Task requirements
Gather the lines that hold the string "icon".

============================================================

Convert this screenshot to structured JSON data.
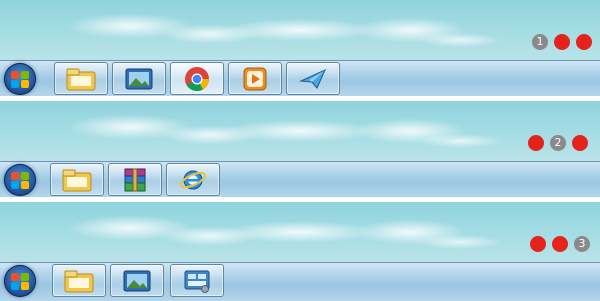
{
  "panels": [
    {
      "number": "1",
      "apps": [
        "explorer-icon",
        "photo-viewer-icon",
        "chrome-icon",
        "media-player-icon",
        "paper-plane-icon"
      ]
    },
    {
      "number": "2",
      "apps": [
        "explorer-icon",
        "winrar-icon",
        "internet-explorer-icon"
      ]
    },
    {
      "number": "3",
      "apps": [
        "explorer-icon",
        "photo-viewer-icon",
        "control-panel-icon"
      ]
    }
  ],
  "colors": {
    "red_dot": "#e5231d",
    "number_badge": "#8a8a8a"
  }
}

============================================================

Worked answer
        "explorer-icon",
        "photo-viewer-icon",
        "chrome-icon",
        "media-player-icon",
        "paper-plane-icon"
        "explorer-icon",
        "winrar-icon",
        "internet-explorer-icon"
        "explorer-icon",
        "photo-viewer-icon",
        "control-panel-icon"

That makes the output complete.